[EXTRACT PROVIDED]
---------------

The combination of curved meridians and concentric circular arcs for parallels has led to the classification of “pseudoconic” for the Bonne projection and for the polar limiting case, the Werner projection, on which the North Pole is the equivalent of the standard parallel. The limiting case with the Equator as the standard parallel is the Sinusoidal, a “pseudocylindrical” projection to be discussed later; the formulas must be changed in this case since the parallels of latitude are straight. Modifications to the Bonne projection, in some cases resulting in nonequal-area projections, were presented by Nell of Germany in 1890 and by Solov’ev of the Soviet Union in the 1940’s (Maling, 1960, p. 295-296).

Many atlases of the 19th and early 20th centuries utilized the Bonne projection to show North America, Europe, Asia, and Australia, while the Sinusoidal (as the equatorial Bonne) was used for South America and Africa. The Lambert Azimuthal Equal-Area projection is now generally used by Rand McNally & Co. and Hammond Inc. for maps of continents, while the National Geographic Society prefers its own Chamberlin Trimetric projection for this purpose.

Large-scale use of the Bonne projection for topographic mapping, originally introduced by France, is current chiefly in portions of France, Ireland, Morocco, and some countries in the eastern Mediterranean area (Clifford J. Mugnier, written commun., 1985).

---------------

Rewrite the part of the passage on the Bonne projection that opens with "Large-scale use of" and closes with "written commun., 1985).", changing "topographic mapping" to "cadastral mapping".

[PROVIDED MATERIAL]

---------------

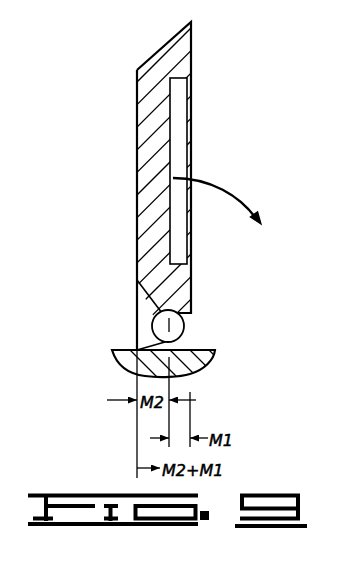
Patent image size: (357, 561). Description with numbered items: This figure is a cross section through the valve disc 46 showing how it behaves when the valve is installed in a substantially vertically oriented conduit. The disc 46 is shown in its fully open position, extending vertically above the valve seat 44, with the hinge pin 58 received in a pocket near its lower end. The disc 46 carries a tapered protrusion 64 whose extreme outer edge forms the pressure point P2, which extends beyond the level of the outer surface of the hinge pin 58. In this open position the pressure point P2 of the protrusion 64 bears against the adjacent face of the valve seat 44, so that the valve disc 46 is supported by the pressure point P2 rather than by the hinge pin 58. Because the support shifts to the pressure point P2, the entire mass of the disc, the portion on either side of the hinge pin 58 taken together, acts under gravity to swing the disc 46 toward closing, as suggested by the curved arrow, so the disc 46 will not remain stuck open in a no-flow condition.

---------------

[FULL RESPONSE]
Large-scale use of the Bonne projection for cadastral mapping, originally introduced by France, is current chiefly in portions of France, Ireland, Morocco, and some countries in the eastern Mediterranean area (Clifford J. Mugnier, written commun., 1985).